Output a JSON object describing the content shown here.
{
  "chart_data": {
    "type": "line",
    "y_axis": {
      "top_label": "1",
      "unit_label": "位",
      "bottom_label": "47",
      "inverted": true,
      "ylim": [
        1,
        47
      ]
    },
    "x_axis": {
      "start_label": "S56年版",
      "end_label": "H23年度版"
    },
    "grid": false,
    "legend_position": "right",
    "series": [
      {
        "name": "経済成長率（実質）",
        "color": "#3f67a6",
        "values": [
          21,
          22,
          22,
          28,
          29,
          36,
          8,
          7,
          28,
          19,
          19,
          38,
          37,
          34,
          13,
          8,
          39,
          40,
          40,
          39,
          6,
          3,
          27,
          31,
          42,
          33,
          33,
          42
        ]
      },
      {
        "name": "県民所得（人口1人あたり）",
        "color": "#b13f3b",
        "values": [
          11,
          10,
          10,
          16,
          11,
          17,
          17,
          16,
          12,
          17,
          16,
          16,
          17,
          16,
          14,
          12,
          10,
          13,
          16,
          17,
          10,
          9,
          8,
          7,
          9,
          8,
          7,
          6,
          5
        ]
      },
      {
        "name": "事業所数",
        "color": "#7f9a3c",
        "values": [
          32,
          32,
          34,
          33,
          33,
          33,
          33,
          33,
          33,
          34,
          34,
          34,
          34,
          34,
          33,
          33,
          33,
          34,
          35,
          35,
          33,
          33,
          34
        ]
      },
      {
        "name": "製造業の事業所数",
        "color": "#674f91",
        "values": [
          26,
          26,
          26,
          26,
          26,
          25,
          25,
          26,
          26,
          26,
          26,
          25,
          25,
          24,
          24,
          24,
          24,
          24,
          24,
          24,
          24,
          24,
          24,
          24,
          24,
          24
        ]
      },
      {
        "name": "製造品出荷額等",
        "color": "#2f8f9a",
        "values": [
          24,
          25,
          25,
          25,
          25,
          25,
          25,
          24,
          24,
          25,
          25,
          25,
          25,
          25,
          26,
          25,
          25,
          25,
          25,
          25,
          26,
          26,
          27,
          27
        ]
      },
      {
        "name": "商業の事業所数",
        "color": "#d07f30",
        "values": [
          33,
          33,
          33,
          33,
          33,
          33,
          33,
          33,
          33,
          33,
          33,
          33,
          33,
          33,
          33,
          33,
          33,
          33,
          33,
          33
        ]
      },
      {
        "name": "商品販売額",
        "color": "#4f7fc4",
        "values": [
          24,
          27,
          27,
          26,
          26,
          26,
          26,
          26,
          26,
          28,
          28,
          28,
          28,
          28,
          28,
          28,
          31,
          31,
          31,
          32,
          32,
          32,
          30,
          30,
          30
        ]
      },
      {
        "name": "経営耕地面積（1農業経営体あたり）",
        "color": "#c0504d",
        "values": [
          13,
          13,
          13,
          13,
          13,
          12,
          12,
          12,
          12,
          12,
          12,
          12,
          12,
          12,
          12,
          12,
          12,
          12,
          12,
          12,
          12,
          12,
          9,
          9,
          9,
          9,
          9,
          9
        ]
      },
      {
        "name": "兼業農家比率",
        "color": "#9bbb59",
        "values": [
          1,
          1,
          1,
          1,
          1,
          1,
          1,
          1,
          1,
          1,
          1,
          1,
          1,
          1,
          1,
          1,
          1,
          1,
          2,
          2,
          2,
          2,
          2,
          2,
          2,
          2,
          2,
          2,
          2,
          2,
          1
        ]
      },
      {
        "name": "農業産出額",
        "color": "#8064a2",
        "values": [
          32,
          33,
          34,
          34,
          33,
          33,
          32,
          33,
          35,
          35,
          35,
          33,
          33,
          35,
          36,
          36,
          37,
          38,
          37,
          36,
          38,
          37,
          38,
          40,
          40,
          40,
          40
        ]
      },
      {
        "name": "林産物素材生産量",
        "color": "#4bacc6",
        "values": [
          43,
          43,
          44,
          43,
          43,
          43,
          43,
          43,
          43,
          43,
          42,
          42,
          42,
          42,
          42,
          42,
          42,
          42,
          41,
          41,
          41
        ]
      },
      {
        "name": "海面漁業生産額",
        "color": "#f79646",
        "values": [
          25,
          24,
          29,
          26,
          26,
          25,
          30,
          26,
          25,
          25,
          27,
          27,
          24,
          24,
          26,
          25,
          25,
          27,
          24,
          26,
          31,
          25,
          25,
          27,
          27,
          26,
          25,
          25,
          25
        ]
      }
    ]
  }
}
☆ ☆ ☆ ☆
## Your goal
Give the entries once more, exactly as they appear.

## Task output
Output a JSON object describing the content shown here.
{
  "chart_data": {
    "type": "line",
    "y_axis": {
      "top_label": "1",
      "unit_label": "位",
      "bottom_label": "47",
      "inverted": true,
      "ylim": [
        1,
        47
      ]
    },
    "x_axis": {
      "start_label": "S56年版",
      "end_label": "H23年度版"
    },
    "grid": false,
    "legend_position": "right",
    "series": [
      {
        "name": "経済成長率（実質）",
        "color": "#3f67a6",
        "values": [
          21,
          22,
          22,
          28,
          29,
          36,
          8,
          7,
          28,
          19,
          19,
          38,
          37,
          34,
          13,
          8,
          39,
          40,
          40,
          39,
          6,
          3,
          27,
          31,
          42,
          33,
          33,
          42
        ]
      },
      {
        "name": "県民所得（人口1人あたり）",
        "color": "#b13f3b",
        "values": [
          11,
          10,
          10,
          16,
          11,
          17,
          17,
          16,
          12,
          17,
          16,
          16,
          17,
          16,
          14,
          12,
          10,
          13,
          16,
          17,
          10,
          9,
          8,
          7,
          9,
          8,
          7,
          6,
          5
        ]
      },
      {
        "name": "事業所数",
        "color": "#7f9a3c",
        "values": [
          32,
          32,
          34,
          33,
          33,
          33,
          33,
          33,
          33,
          34,
          34,
          34,
          34,
          34,
          33,
          33,
          33,
          34,
          35,
          35,
          33,
          33,
          34
        ]
      },
      {
        "name": "製造業の事業所数",
        "color": "#674f91",
        "values": [
          26,
          26,
          26,
          26,
          26,
          25,
          25,
          26,
          26,
          26,
          26,
          25,
          25,
          24,
          24,
          24,
          24,
          24,
          24,
          24,
          24,
          24,
          24,
          24,
          24,
          24
        ]
      },
      {
        "name": "製造品出荷額等",
        "color": "#2f8f9a",
        "values": [
          24,
          25,
          25,
          25,
          25,
          25,
          25,
          24,
          24,
          25,
          25,
          25,
          25,
          25,
          26,
          25,
          25,
          25,
          25,
          25,
          26,
          26,
          27,
          27
        ]
      },
      {
        "name": "商業の事業所数",
        "color": "#d07f30",
        "values": [
          33,
          33,
          33,
          33,
          33,
          33,
          33,
          33,
          33,
          33,
          33,
          33,
          33,
          33,
          33,
          33,
          33,
          33,
          33,
          33
        ]
      },
      {
        "name": "商品販売額",
        "color": "#4f7fc4",
        "values": [
          24,
          27,
          27,
          26,
          26,
          26,
          26,
          26,
          26,
          28,
          28,
          28,
          28,
          28,
          28,
          28,
          31,
          31,
          31,
          32,
          32,
          32,
          30,
          30,
          30
        ]
      },
      {
        "name": "経営耕地面積（1農業経営体あたり）",
        "color": "#c0504d",
        "values": [
          13,
          13,
          13,
          13,
          13,
          12,
          12,
          12,
          12,
          12,
          12,
          12,
          12,
          12,
          12,
          12,
          12,
          12,
          12,
          12,
          12,
          12,
          9,
          9,
          9,
          9,
          9,
          9
        ]
      },
      {
        "name": "兼業農家比率",
        "color": "#9bbb59",
        "values": [
          1,
          1,
          1,
          1,
          1,
          1,
          1,
          1,
          1,
          1,
          1,
          1,
          1,
          1,
          1,
          1,
          1,
          1,
          2,
          2,
          2,
          2,
          2,
          2,
          2,
          2,
          2,
          2,
          2,
          2,
          1
        ]
      },
      {
        "name": "農業産出額",
        "color": "#8064a2",
        "values": [
          32,
          33,
          34,
          34,
          33,
          33,
          32,
          33,
          35,
          35,
          35,
          33,
          33,
          35,
          36,
          36,
          37,
          38,
          37,
          36,
          38,
          37,
          38,
          40,
          40,
          40,
          40
        ]
      },
      {
        "name": "林産物素材生産量",
        "color": "#4bacc6",
        "values": [
          43,
          43,
          44,
          43,
          43,
          43,
          43,
          43,
          43,
          43,
          42,
          42,
          42,
          42,
          42,
          42,
          42,
          42,
          41,
          41,
          41
        ]
      },
      {
        "name": "海面漁業生産額",
        "color": "#f79646",
        "values": [
          25,
          24,
          29,
          26,
          26,
          25,
          30,
          26,
          25,
          25,
          27,
          27,
          24,
          24,
          26,
          25,
          25,
          27,
          24,
          26,
          31,
          25,
          25,
          27,
          27,
          26,
          25,
          25,
          25
        ]
      }
    ]
  }
}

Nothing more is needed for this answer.